[Dataset records]
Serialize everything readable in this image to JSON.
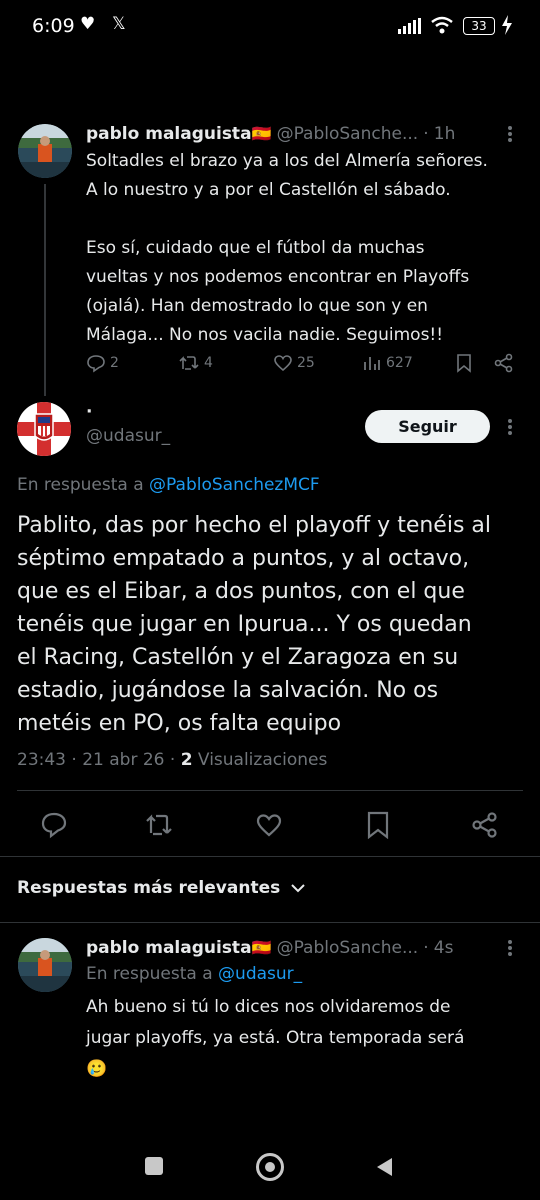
{
  "status_bar": {
    "time": "6:09",
    "battery": "33"
  },
  "tweet1": {
    "name": "pablo malaguista",
    "flag": "🇪🇸",
    "handle": "@PabloSanche...",
    "separator": "·",
    "time": "1h",
    "text_lines": [
      "Soltadles el brazo ya a los del Almería señores.",
      "A lo nuestro y a por el Castellón el sábado.",
      "",
      "Eso sí, cuidado que el fútbol da muchas",
      "vueltas y nos podemos encontrar en Playoffs",
      "(ojalá). Han demostrado lo que son y en",
      "Málaga... No nos vacila nadie. Seguimos!!"
    ],
    "replies": "2",
    "retweets": "4",
    "likes": "25",
    "views": "627"
  },
  "main_tweet": {
    "name": "·",
    "handle": "@udasur_",
    "follow_label": "Seguir",
    "reply_prefix": "En respuesta a ",
    "reply_to": "@PabloSanchezMCF",
    "text_lines": [
      "Pablito, das por hecho el playoff y tenéis al",
      "séptimo empatado a puntos, y al octavo,",
      "que es el Eibar, a dos puntos, con el que",
      "tenéis que jugar en Ipurua... Y os quedan",
      "el Racing, Castellón y el Zaragoza en su",
      "estadio, jugándose la salvación. No os",
      "metéis en PO, os falta equipo"
    ],
    "timestamp": "23:43 · 21 abr 26 · ",
    "views_count": "2",
    "views_label": " Visualizaciones"
  },
  "replies_section": {
    "label": "Respuestas más relevantes"
  },
  "reply_tweet": {
    "name": "pablo malaguista",
    "flag": "🇪🇸",
    "handle": "@PabloSanche...",
    "separator": "·",
    "time": "4s",
    "reply_prefix": "En respuesta a ",
    "reply_to": "@udasur_",
    "text_lines": [
      "Ah bueno si tú lo dices nos olvidaremos de",
      "jugar playoffs, ya está. Otra temporada será",
      "🥲"
    ]
  },
  "colors": {
    "background": "#000000",
    "text": "#e7e9ea",
    "secondary": "#71767b",
    "link": "#1d9bf0"
  }
}
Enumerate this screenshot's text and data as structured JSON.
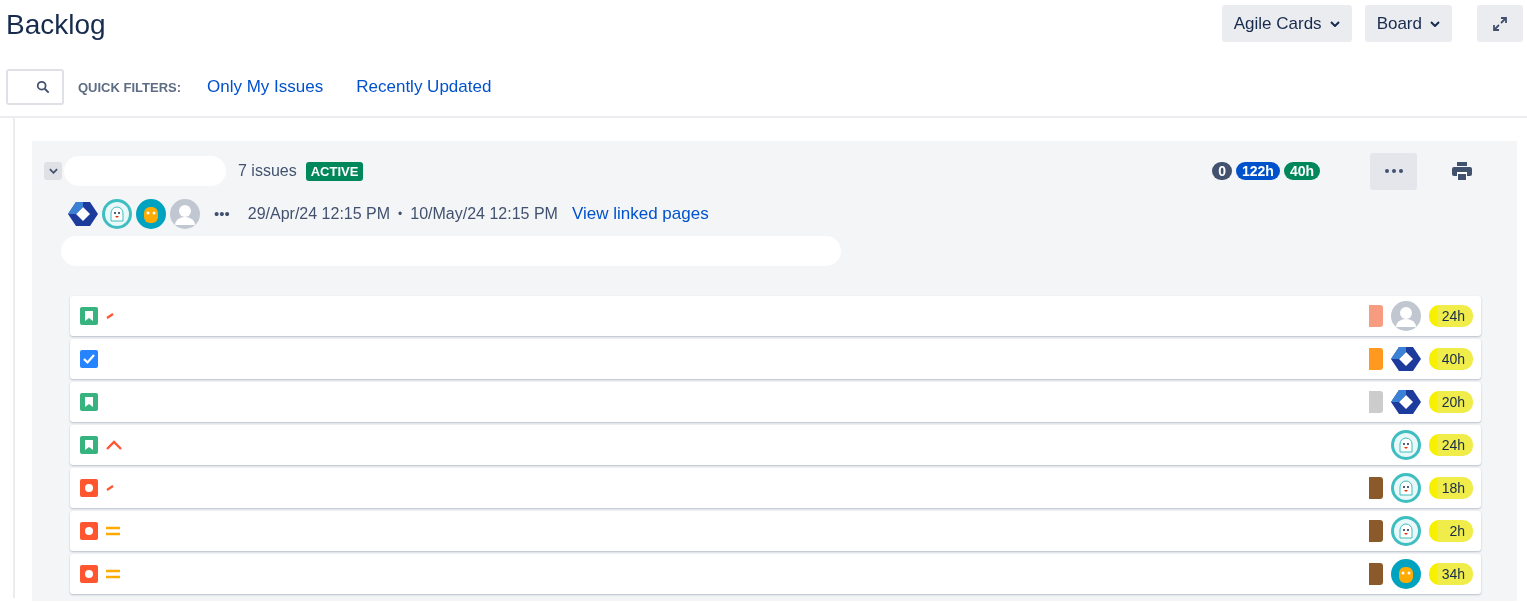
{
  "page": {
    "title": "Backlog"
  },
  "header_buttons": [
    {
      "kind": "dropdown",
      "label": "Agile Cards"
    },
    {
      "kind": "dropdown",
      "label": "Board"
    },
    {
      "kind": "expand"
    }
  ],
  "quick_filters": {
    "label": "QUICK FILTERS:",
    "items": [
      "Only My Issues",
      "Recently Updated"
    ]
  },
  "sprint": {
    "expanded": true,
    "issue_count": "7 issues",
    "status": "ACTIVE",
    "badges": [
      {
        "text": "0",
        "color": "#42526e"
      },
      {
        "text": "122h",
        "color": "#0052cc"
      },
      {
        "text": "40h",
        "color": "#00875a"
      }
    ],
    "members": [
      {
        "kind": "hex"
      },
      {
        "kind": "ghost"
      },
      {
        "kind": "robot"
      },
      {
        "kind": "default"
      }
    ],
    "more": "•••",
    "start": "29/Apr/24 12:15 PM",
    "separator": "•",
    "end": "10/May/24 12:15 PM",
    "link": "View linked pages"
  },
  "issues": [
    {
      "kind": "story",
      "priority": {
        "kind": "partial"
      },
      "tag": {
        "color": "#f79c80"
      },
      "avatar": {
        "kind": "default"
      },
      "estimate": "24h"
    },
    {
      "kind": "task",
      "tag": {
        "color": "#ff991f"
      },
      "avatar": {
        "kind": "hex"
      },
      "estimate": "40h"
    },
    {
      "kind": "story",
      "tag": {
        "color": "#cccccc"
      },
      "avatar": {
        "kind": "hex"
      },
      "estimate": "20h"
    },
    {
      "kind": "story",
      "priority": {
        "kind": "high"
      },
      "avatar": {
        "kind": "ghost"
      },
      "estimate": "24h"
    },
    {
      "kind": "bug",
      "priority": {
        "kind": "partial"
      },
      "tag": {
        "color": "#8b5a2b"
      },
      "avatar": {
        "kind": "ghost"
      },
      "estimate": "18h"
    },
    {
      "kind": "bug",
      "priority": {
        "kind": "medium"
      },
      "tag": {
        "color": "#8b5a2b"
      },
      "avatar": {
        "kind": "ghost"
      },
      "estimate": "2h"
    },
    {
      "kind": "bug",
      "priority": {
        "kind": "medium"
      },
      "tag": {
        "color": "#8b5a2b"
      },
      "avatar": {
        "kind": "robot"
      },
      "estimate": "34h"
    }
  ]
}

**AIM**
From the data above, count the lines where "Castellón" occurs and give that figure and nothing else.

**RESULT FOR THIS EXERCISE**
2